# DIRECTIONS
Retype the records that come next, word for word.

# LISTING
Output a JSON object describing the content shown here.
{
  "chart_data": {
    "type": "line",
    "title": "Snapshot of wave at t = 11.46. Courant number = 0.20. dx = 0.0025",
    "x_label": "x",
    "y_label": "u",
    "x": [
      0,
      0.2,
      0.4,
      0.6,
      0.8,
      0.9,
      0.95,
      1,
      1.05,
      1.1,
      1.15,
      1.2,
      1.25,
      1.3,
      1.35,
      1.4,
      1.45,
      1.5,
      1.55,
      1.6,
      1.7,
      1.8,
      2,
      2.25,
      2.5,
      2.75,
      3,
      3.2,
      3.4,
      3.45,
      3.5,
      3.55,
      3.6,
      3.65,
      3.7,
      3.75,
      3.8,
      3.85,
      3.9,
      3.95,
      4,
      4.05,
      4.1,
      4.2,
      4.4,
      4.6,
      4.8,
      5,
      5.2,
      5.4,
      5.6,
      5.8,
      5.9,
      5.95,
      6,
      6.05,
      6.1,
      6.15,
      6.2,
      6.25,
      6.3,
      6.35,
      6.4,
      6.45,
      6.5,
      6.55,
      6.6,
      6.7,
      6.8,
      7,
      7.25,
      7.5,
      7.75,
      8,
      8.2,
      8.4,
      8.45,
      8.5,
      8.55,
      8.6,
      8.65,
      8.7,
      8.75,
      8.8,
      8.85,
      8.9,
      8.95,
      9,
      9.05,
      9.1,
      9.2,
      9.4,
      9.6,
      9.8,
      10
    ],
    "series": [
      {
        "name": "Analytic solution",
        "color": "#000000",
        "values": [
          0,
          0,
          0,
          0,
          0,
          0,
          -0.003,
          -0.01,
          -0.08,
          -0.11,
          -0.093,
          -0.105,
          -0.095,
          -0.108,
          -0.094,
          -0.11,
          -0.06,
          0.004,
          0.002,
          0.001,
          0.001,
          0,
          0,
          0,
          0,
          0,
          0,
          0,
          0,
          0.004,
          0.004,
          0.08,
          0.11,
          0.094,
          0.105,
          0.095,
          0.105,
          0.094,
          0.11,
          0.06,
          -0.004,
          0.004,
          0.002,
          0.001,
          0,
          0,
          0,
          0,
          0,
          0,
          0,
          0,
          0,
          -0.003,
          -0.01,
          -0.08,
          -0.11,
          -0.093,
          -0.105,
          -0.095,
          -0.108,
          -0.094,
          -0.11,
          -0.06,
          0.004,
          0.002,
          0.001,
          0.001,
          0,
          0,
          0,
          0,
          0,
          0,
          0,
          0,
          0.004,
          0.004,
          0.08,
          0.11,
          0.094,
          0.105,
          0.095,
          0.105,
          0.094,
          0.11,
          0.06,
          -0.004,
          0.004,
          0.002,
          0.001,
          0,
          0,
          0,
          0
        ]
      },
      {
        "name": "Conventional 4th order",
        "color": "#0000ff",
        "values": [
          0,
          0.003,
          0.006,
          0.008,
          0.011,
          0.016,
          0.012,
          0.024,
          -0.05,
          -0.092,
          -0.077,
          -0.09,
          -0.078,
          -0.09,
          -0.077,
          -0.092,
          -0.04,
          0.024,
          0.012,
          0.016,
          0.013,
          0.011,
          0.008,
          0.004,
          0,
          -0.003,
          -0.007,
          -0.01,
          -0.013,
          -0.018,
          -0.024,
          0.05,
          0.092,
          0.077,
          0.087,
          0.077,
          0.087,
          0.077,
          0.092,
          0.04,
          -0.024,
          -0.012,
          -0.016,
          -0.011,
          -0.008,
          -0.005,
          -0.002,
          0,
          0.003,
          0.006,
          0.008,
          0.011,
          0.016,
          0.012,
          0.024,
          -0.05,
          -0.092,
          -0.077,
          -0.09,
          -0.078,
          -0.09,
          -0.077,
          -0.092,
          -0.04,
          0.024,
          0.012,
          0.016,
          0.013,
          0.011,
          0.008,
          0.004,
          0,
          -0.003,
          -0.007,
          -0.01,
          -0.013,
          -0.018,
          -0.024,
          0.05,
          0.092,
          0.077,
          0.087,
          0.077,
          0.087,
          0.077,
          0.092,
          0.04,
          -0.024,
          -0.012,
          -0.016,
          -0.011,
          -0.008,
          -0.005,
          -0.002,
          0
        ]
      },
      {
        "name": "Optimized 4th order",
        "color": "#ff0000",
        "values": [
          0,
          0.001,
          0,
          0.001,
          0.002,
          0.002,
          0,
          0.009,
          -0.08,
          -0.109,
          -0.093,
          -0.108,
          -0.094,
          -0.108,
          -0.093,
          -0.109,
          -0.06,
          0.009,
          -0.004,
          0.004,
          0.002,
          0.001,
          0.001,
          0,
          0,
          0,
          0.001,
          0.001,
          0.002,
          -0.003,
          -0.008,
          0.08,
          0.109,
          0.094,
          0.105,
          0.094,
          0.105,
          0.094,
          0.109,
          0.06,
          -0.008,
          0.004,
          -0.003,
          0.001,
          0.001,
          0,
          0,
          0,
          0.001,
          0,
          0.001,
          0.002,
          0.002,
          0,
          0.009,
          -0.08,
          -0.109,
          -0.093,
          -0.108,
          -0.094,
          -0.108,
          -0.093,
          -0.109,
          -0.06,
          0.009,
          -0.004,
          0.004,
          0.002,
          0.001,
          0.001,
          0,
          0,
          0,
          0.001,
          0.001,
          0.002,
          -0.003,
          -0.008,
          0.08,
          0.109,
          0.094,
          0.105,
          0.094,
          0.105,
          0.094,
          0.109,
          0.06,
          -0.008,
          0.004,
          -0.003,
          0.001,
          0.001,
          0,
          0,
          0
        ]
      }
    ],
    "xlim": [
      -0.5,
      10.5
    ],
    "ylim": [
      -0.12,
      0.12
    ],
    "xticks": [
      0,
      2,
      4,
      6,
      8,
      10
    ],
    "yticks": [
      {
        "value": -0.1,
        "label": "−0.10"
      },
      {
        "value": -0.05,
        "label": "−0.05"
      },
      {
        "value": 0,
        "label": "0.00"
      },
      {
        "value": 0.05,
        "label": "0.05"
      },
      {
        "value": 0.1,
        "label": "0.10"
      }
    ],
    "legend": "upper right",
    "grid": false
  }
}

# RESPONSE TO THE TASK
Output a JSON object describing the content shown here.
{
  "chart_data": {
    "type": "line",
    "title": "Snapshot of wave at t = 11.46. Courant number = 0.20. dx = 0.0025",
    "x_label": "x",
    "y_label": "u",
    "x": [
      0,
      0.2,
      0.4,
      0.6,
      0.8,
      0.9,
      0.95,
      1,
      1.05,
      1.1,
      1.15,
      1.2,
      1.25,
      1.3,
      1.35,
      1.4,
      1.45,
      1.5,
      1.55,
      1.6,
      1.7,
      1.8,
      2,
      2.25,
      2.5,
      2.75,
      3,
      3.2,
      3.4,
      3.45,
      3.5,
      3.55,
      3.6,
      3.65,
      3.7,
      3.75,
      3.8,
      3.85,
      3.9,
      3.95,
      4,
      4.05,
      4.1,
      4.2,
      4.4,
      4.6,
      4.8,
      5,
      5.2,
      5.4,
      5.6,
      5.8,
      5.9,
      5.95,
      6,
      6.05,
      6.1,
      6.15,
      6.2,
      6.25,
      6.3,
      6.35,
      6.4,
      6.45,
      6.5,
      6.55,
      6.6,
      6.7,
      6.8,
      7,
      7.25,
      7.5,
      7.75,
      8,
      8.2,
      8.4,
      8.45,
      8.5,
      8.55,
      8.6,
      8.65,
      8.7,
      8.75,
      8.8,
      8.85,
      8.9,
      8.95,
      9,
      9.05,
      9.1,
      9.2,
      9.4,
      9.6,
      9.8,
      10
    ],
    "series": [
      {
        "name": "Analytic solution",
        "color": "#000000",
        "values": [
          0,
          0,
          0,
          0,
          0,
          0,
          -0.003,
          -0.01,
          -0.08,
          -0.11,
          -0.093,
          -0.105,
          -0.095,
          -0.108,
          -0.094,
          -0.11,
          -0.06,
          0.004,
          0.002,
          0.001,
          0.001,
          0,
          0,
          0,
          0,
          0,
          0,
          0,
          0,
          0.004,
          0.004,
          0.08,
          0.11,
          0.094,
          0.105,
          0.095,
          0.105,
          0.094,
          0.11,
          0.06,
          -0.004,
          0.004,
          0.002,
          0.001,
          0,
          0,
          0,
          0,
          0,
          0,
          0,
          0,
          0,
          -0.003,
          -0.01,
          -0.08,
          -0.11,
          -0.093,
          -0.105,
          -0.095,
          -0.108,
          -0.094,
          -0.11,
          -0.06,
          0.004,
          0.002,
          0.001,
          0.001,
          0,
          0,
          0,
          0,
          0,
          0,
          0,
          0,
          0.004,
          0.004,
          0.08,
          0.11,
          0.094,
          0.105,
          0.095,
          0.105,
          0.094,
          0.11,
          0.06,
          -0.004,
          0.004,
          0.002,
          0.001,
          0,
          0,
          0,
          0
        ]
      },
      {
        "name": "Conventional 4th order",
        "color": "#0000ff",
        "values": [
          0,
          0.003,
          0.006,
          0.008,
          0.011,
          0.016,
          0.012,
          0.024,
          -0.05,
          -0.092,
          -0.077,
          -0.09,
          -0.078,
          -0.09,
          -0.077,
          -0.092,
          -0.04,
          0.024,
          0.012,
          0.016,
          0.013,
          0.011,
          0.008,
          0.004,
          0,
          -0.003,
          -0.007,
          -0.01,
          -0.013,
          -0.018,
          -0.024,
          0.05,
          0.092,
          0.077,
          0.087,
          0.077,
          0.087,
          0.077,
          0.092,
          0.04,
          -0.024,
          -0.012,
          -0.016,
          -0.011,
          -0.008,
          -0.005,
          -0.002,
          0,
          0.003,
          0.006,
          0.008,
          0.011,
          0.016,
          0.012,
          0.024,
          -0.05,
          -0.092,
          -0.077,
          -0.09,
          -0.078,
          -0.09,
          -0.077,
          -0.092,
          -0.04,
          0.024,
          0.012,
          0.016,
          0.013,
          0.011,
          0.008,
          0.004,
          0,
          -0.003,
          -0.007,
          -0.01,
          -0.013,
          -0.018,
          -0.024,
          0.05,
          0.092,
          0.077,
          0.087,
          0.077,
          0.087,
          0.077,
          0.092,
          0.04,
          -0.024,
          -0.012,
          -0.016,
          -0.011,
          -0.008,
          -0.005,
          -0.002,
          0
        ]
      },
      {
        "name": "Optimized 4th order",
        "color": "#ff0000",
        "values": [
          0,
          0.001,
          0,
          0.001,
          0.002,
          0.002,
          0,
          0.009,
          -0.08,
          -0.109,
          -0.093,
          -0.108,
          -0.094,
          -0.108,
          -0.093,
          -0.109,
          -0.06,
          0.009,
          -0.004,
          0.004,
          0.002,
          0.001,
          0.001,
          0,
          0,
          0,
          0.001,
          0.001,
          0.002,
          -0.003,
          -0.008,
          0.08,
          0.109,
          0.094,
          0.105,
          0.094,
          0.105,
          0.094,
          0.109,
          0.06,
          -0.008,
          0.004,
          -0.003,
          0.001,
          0.001,
          0,
          0,
          0,
          0.001,
          0,
          0.001,
          0.002,
          0.002,
          0,
          0.009,
          -0.08,
          -0.109,
          -0.093,
          -0.108,
          -0.094,
          -0.108,
          -0.093,
          -0.109,
          -0.06,
          0.009,
          -0.004,
          0.004,
          0.002,
          0.001,
          0.001,
          0,
          0,
          0,
          0.001,
          0.001,
          0.002,
          -0.003,
          -0.008,
          0.08,
          0.109,
          0.094,
          0.105,
          0.094,
          0.105,
          0.094,
          0.109,
          0.06,
          -0.008,
          0.004,
          -0.003,
          0.001,
          0.001,
          0,
          0,
          0
        ]
      }
    ],
    "xlim": [
      -0.5,
      10.5
    ],
    "ylim": [
      -0.12,
      0.12
    ],
    "xticks": [
      0,
      2,
      4,
      6,
      8,
      10
    ],
    "yticks": [
      {
        "value": -0.1,
        "label": "−0.10"
      },
      {
        "value": -0.05,
        "label": "−0.05"
      },
      {
        "value": 0,
        "label": "0.00"
      },
      {
        "value": 0.05,
        "label": "0.05"
      },
      {
        "value": 0.1,
        "label": "0.10"
      }
    ],
    "legend": "upper right",
    "grid": false
  }
}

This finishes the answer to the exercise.